• Directions
Scan the entries below and count the lines holding the string "screenshot". Supply only the number.

— START OF Dataset extract —

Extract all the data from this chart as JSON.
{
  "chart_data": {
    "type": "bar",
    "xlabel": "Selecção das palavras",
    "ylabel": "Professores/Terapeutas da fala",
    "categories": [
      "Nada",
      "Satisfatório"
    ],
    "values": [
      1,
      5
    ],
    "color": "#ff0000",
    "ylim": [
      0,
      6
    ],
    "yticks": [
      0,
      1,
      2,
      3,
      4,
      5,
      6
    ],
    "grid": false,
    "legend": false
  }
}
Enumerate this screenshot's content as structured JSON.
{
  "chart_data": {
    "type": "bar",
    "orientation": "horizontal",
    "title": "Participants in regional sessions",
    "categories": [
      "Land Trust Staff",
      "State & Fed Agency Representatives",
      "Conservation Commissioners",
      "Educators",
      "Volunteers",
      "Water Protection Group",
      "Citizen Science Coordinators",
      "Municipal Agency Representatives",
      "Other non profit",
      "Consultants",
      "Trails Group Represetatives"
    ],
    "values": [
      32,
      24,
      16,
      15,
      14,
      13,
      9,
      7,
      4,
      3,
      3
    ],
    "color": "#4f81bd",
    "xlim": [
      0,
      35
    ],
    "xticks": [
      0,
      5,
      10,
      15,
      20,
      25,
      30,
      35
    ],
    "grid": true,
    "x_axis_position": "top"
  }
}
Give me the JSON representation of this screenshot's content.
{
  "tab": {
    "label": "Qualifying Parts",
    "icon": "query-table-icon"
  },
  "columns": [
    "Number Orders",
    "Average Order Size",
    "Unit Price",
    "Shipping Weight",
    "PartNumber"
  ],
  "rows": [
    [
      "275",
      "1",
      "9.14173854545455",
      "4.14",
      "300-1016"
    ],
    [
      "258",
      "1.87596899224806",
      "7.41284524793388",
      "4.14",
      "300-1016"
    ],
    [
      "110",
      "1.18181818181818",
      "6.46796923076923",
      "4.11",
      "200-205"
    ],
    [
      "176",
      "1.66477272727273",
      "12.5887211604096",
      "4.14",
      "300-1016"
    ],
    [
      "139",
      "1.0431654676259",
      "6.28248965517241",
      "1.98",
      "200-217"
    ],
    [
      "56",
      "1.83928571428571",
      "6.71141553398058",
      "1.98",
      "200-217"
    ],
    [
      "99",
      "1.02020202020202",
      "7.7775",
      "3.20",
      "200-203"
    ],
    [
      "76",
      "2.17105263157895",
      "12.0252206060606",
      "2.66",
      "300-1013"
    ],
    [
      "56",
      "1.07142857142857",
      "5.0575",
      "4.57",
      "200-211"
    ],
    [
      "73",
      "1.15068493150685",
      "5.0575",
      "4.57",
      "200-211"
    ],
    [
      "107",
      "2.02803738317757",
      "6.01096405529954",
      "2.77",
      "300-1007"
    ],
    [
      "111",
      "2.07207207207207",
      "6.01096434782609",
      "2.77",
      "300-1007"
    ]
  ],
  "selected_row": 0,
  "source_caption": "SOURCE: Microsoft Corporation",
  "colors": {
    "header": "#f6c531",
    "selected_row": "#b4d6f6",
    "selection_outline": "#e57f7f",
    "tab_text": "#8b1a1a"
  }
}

— END OF Dataset extract —

• Solution for this problem
2